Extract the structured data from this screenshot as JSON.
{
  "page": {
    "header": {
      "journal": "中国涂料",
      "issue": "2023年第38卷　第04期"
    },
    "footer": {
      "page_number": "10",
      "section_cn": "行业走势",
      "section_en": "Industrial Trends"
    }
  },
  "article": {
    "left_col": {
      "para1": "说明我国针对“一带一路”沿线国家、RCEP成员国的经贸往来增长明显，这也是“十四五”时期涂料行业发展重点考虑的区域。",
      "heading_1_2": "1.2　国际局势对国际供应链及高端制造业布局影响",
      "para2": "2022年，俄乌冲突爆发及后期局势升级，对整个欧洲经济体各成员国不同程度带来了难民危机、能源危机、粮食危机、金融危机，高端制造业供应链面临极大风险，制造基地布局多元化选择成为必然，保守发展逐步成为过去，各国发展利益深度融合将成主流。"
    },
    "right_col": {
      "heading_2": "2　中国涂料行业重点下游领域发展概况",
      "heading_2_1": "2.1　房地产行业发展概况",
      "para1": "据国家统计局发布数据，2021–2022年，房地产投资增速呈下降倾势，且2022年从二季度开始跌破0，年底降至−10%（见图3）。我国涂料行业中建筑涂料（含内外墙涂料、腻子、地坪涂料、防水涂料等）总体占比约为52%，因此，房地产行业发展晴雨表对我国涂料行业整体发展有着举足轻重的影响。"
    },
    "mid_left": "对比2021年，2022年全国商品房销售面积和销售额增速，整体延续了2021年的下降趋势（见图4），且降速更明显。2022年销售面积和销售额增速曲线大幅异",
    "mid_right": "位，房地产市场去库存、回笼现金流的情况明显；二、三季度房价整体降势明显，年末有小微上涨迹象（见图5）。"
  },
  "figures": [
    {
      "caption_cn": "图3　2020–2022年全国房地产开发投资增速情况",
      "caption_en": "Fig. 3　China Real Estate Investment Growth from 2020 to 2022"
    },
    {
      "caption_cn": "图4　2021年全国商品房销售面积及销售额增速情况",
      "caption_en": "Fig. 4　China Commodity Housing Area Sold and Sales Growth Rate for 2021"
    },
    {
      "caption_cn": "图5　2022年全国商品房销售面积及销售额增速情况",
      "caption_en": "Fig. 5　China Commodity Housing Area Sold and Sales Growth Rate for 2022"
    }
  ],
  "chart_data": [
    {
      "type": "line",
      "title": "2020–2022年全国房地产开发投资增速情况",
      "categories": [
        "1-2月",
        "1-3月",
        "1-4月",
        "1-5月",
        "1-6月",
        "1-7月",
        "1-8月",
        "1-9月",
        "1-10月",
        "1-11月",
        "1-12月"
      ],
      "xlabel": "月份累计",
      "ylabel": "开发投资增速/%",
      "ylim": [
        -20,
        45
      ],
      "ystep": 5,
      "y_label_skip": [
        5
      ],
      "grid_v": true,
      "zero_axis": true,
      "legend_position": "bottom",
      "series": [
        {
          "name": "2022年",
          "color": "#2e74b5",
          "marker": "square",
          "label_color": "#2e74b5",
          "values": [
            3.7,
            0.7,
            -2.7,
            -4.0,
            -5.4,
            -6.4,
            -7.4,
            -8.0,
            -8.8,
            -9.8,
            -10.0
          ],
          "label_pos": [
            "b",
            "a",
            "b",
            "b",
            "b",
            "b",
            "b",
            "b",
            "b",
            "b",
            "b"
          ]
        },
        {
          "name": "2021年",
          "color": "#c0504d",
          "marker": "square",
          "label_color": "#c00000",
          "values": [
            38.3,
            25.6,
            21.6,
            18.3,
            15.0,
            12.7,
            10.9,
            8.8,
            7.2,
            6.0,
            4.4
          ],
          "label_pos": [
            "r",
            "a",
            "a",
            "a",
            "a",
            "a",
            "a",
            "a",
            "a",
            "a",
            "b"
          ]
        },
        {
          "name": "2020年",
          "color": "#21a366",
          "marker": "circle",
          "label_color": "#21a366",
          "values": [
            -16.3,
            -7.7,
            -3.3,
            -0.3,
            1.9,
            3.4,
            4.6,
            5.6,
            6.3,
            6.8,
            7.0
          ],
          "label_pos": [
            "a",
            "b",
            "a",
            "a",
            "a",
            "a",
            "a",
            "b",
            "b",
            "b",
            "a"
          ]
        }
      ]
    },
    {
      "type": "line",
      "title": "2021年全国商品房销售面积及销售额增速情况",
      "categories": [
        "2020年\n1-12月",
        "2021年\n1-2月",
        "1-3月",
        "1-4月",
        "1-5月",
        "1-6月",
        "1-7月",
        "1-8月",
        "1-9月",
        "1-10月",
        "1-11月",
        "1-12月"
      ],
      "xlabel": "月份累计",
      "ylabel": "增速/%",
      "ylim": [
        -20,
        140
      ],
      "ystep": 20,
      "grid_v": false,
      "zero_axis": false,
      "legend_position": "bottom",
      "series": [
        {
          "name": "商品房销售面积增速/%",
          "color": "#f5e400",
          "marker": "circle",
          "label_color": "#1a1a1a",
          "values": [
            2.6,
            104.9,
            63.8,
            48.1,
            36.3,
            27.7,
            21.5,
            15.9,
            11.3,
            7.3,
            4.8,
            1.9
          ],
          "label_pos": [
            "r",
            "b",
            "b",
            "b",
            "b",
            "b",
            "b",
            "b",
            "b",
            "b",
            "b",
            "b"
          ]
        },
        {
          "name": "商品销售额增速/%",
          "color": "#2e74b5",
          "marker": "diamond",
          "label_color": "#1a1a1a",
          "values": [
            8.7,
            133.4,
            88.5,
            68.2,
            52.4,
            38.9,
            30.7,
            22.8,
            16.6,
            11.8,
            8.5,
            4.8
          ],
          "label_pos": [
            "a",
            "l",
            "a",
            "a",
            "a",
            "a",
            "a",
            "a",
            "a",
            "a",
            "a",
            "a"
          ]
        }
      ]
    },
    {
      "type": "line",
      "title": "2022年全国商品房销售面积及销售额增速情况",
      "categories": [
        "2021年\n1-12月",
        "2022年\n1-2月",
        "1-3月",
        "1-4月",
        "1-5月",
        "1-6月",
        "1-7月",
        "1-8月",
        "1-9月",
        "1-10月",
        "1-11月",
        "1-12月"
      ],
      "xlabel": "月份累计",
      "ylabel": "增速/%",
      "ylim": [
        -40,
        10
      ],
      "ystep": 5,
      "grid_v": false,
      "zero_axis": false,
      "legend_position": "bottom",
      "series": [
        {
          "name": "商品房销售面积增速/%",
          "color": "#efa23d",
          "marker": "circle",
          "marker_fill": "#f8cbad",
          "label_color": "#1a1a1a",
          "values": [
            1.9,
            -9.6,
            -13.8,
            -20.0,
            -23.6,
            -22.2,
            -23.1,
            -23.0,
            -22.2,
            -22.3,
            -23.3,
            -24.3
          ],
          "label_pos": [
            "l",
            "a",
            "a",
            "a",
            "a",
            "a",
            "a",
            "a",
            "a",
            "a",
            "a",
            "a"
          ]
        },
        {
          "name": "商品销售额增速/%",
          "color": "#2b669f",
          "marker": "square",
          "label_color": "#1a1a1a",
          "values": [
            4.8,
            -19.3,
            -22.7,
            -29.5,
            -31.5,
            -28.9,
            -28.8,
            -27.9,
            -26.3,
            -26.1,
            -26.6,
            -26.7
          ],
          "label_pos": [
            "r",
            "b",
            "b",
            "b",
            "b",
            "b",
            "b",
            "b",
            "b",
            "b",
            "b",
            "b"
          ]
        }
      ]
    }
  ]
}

● TASK DIRECTIONS
In the entries above, identify every line with the word "name". Copy those lines.

● ANSWER TO THE EXERCISE
          "name": "2022年",
          "name": "2021年",
          "name": "2020年",
          "name": "商品房销售面积增速/%",
          "name": "商品销售额增速/%",
          "name": "商品房销售面积增速/%",
          "name": "商品销售额增速/%",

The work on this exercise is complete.